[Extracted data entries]
========================
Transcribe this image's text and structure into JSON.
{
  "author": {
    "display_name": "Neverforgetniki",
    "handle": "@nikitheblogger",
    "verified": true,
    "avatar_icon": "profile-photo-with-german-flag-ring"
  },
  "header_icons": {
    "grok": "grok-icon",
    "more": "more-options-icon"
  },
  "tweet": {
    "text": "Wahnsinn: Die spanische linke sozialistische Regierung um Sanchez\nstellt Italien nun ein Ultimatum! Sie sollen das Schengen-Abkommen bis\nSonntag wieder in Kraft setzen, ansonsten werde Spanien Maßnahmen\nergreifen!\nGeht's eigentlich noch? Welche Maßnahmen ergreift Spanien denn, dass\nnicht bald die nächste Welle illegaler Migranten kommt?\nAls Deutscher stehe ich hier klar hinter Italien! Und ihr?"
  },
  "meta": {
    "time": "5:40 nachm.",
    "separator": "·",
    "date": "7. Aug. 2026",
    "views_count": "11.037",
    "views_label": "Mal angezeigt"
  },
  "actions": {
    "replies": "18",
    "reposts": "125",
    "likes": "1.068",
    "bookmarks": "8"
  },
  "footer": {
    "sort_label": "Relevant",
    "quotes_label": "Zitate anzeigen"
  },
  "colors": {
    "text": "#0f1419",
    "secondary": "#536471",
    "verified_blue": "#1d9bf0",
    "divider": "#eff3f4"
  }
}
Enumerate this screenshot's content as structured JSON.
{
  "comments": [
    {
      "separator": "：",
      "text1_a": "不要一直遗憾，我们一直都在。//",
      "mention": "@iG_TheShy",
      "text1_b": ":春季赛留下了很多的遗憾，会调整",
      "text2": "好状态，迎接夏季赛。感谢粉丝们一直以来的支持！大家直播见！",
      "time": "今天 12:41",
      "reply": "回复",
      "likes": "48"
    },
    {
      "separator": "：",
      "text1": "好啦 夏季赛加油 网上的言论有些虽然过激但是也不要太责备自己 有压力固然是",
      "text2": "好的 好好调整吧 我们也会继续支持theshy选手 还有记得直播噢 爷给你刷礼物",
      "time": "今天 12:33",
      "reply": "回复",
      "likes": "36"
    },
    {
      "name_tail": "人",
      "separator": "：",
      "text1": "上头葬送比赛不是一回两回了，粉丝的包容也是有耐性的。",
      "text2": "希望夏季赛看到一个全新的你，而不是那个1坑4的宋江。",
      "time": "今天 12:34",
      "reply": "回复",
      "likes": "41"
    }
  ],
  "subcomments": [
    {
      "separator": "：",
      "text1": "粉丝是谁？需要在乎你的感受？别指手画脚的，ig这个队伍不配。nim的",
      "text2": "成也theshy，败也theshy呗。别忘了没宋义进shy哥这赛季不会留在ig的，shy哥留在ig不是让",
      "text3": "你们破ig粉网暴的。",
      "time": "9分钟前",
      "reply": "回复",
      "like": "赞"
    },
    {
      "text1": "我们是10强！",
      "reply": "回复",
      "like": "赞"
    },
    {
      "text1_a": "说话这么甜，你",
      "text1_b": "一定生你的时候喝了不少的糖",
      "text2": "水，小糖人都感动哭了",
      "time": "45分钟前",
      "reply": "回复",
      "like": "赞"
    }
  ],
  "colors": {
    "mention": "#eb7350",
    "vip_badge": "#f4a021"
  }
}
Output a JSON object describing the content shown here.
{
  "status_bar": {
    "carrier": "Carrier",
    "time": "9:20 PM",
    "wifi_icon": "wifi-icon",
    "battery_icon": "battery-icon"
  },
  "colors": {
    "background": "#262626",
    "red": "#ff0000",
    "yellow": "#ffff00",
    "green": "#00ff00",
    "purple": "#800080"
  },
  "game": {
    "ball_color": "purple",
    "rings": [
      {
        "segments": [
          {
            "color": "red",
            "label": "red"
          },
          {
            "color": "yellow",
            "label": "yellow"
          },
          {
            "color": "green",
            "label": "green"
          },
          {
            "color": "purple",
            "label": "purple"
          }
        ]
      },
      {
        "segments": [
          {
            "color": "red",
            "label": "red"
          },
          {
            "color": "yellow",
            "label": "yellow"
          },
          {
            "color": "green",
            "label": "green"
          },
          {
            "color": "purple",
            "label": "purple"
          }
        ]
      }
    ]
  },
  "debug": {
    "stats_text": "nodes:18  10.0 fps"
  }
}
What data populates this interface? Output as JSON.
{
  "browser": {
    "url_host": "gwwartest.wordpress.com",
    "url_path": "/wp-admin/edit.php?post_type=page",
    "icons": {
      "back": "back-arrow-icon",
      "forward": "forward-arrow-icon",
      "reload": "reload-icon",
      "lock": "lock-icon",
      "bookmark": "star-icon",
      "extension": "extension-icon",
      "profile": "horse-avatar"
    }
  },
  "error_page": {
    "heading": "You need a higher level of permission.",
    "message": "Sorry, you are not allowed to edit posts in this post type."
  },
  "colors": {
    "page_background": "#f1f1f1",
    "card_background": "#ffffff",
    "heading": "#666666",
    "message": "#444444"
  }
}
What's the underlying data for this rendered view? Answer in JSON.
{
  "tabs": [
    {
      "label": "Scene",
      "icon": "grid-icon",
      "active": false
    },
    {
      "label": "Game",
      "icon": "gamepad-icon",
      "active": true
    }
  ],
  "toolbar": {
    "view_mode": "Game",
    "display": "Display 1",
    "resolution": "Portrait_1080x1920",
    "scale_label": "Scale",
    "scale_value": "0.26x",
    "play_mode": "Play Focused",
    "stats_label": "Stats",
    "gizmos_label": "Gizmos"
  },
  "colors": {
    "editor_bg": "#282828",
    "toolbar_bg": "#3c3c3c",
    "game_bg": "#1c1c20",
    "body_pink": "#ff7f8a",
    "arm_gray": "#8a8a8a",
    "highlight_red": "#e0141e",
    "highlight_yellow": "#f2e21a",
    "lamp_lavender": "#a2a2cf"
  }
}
========================
Task to carry out -
Please output the complete data exactly.

Task response -
Transcribe this image's text and structure into JSON.
{
  "author": {
    "display_name": "Neverforgetniki",
    "handle": "@nikitheblogger",
    "verified": true,
    "avatar_icon": "profile-photo-with-german-flag-ring"
  },
  "header_icons": {
    "grok": "grok-icon",
    "more": "more-options-icon"
  },
  "tweet": {
    "text": "Wahnsinn: Die spanische linke sozialistische Regierung um Sanchez\nstellt Italien nun ein Ultimatum! Sie sollen das Schengen-Abkommen bis\nSonntag wieder in Kraft setzen, ansonsten werde Spanien Maßnahmen\nergreifen!\nGeht's eigentlich noch? Welche Maßnahmen ergreift Spanien denn, dass\nnicht bald die nächste Welle illegaler Migranten kommt?\nAls Deutscher stehe ich hier klar hinter Italien! Und ihr?"
  },
  "meta": {
    "time": "5:40 nachm.",
    "separator": "·",
    "date": "7. Aug. 2026",
    "views_count": "11.037",
    "views_label": "Mal angezeigt"
  },
  "actions": {
    "replies": "18",
    "reposts": "125",
    "likes": "1.068",
    "bookmarks": "8"
  },
  "footer": {
    "sort_label": "Relevant",
    "quotes_label": "Zitate anzeigen"
  },
  "colors": {
    "text": "#0f1419",
    "secondary": "#536471",
    "verified_blue": "#1d9bf0",
    "divider": "#eff3f4"
  }
}
Enumerate this screenshot's content as structured JSON.
{
  "comments": [
    {
      "separator": "：",
      "text1_a": "不要一直遗憾，我们一直都在。//",
      "mention": "@iG_TheShy",
      "text1_b": ":春季赛留下了很多的遗憾，会调整",
      "text2": "好状态，迎接夏季赛。感谢粉丝们一直以来的支持！大家直播见！",
      "time": "今天 12:41",
      "reply": "回复",
      "likes": "48"
    },
    {
      "separator": "：",
      "text1": "好啦 夏季赛加油 网上的言论有些虽然过激但是也不要太责备自己 有压力固然是",
      "text2": "好的 好好调整吧 我们也会继续支持theshy选手 还有记得直播噢 爷给你刷礼物",
      "time": "今天 12:33",
      "reply": "回复",
      "likes": "36"
    },
    {
      "name_tail": "人",
      "separator": "：",
      "text1": "上头葬送比赛不是一回两回了，粉丝的包容也是有耐性的。",
      "text2": "希望夏季赛看到一个全新的你，而不是那个1坑4的宋江。",
      "time": "今天 12:34",
      "reply": "回复",
      "likes": "41"
    }
  ],
  "subcomments": [
    {
      "separator": "：",
      "text1": "粉丝是谁？需要在乎你的感受？别指手画脚的，ig这个队伍不配。nim的",
      "text2": "成也theshy，败也theshy呗。别忘了没宋义进shy哥这赛季不会留在ig的，shy哥留在ig不是让",
      "text3": "你们破ig粉网暴的。",
      "time": "9分钟前",
      "reply": "回复",
      "like": "赞"
    },
    {
      "text1": "我们是10强！",
      "reply": "回复",
      "like": "赞"
    },
    {
      "text1_a": "说话这么甜，你",
      "text1_b": "一定生你的时候喝了不少的糖",
      "text2": "水，小糖人都感动哭了",
      "time": "45分钟前",
      "reply": "回复",
      "like": "赞"
    }
  ],
  "colors": {
    "mention": "#eb7350",
    "vip_badge": "#f4a021"
  }
}
Output a JSON object describing the content shown here.
{
  "status_bar": {
    "carrier": "Carrier",
    "time": "9:20 PM",
    "wifi_icon": "wifi-icon",
    "battery_icon": "battery-icon"
  },
  "colors": {
    "background": "#262626",
    "red": "#ff0000",
    "yellow": "#ffff00",
    "green": "#00ff00",
    "purple": "#800080"
  },
  "game": {
    "ball_color": "purple",
    "rings": [
      {
        "segments": [
          {
            "color": "red",
            "label": "red"
          },
          {
            "color": "yellow",
            "label": "yellow"
          },
          {
            "color": "green",
            "label": "green"
          },
          {
            "color": "purple",
            "label": "purple"
          }
        ]
      },
      {
        "segments": [
          {
            "color": "red",
            "label": "red"
          },
          {
            "color": "yellow",
            "label": "yellow"
          },
          {
            "color": "green",
            "label": "green"
          },
          {
            "color": "purple",
            "label": "purple"
          }
        ]
      }
    ]
  },
  "debug": {
    "stats_text": "nodes:18  10.0 fps"
  }
}
What data populates this interface? Output as JSON.
{
  "browser": {
    "url_host": "gwwartest.wordpress.com",
    "url_path": "/wp-admin/edit.php?post_type=page",
    "icons": {
      "back": "back-arrow-icon",
      "forward": "forward-arrow-icon",
      "reload": "reload-icon",
      "lock": "lock-icon",
      "bookmark": "star-icon",
      "extension": "extension-icon",
      "profile": "horse-avatar"
    }
  },
  "error_page": {
    "heading": "You need a higher level of permission.",
    "message": "Sorry, you are not allowed to edit posts in this post type."
  },
  "colors": {
    "page_background": "#f1f1f1",
    "card_background": "#ffffff",
    "heading": "#666666",
    "message": "#444444"
  }
}
What's the underlying data for this rendered view? Answer in JSON.
{
  "tabs": [
    {
      "label": "Scene",
      "icon": "grid-icon",
      "active": false
    },
    {
      "label": "Game",
      "icon": "gamepad-icon",
      "active": true
    }
  ],
  "toolbar": {
    "view_mode": "Game",
    "display": "Display 1",
    "resolution": "Portrait_1080x1920",
    "scale_label": "Scale",
    "scale_value": "0.26x",
    "play_mode": "Play Focused",
    "stats_label": "Stats",
    "gizmos_label": "Gizmos"
  },
  "colors": {
    "editor_bg": "#282828",
    "toolbar_bg": "#3c3c3c",
    "game_bg": "#1c1c20",
    "body_pink": "#ff7f8a",
    "arm_gray": "#8a8a8a",
    "highlight_red": "#e0141e",
    "highlight_yellow": "#f2e21a",
    "lamp_lavender": "#a2a2cf"
  }
}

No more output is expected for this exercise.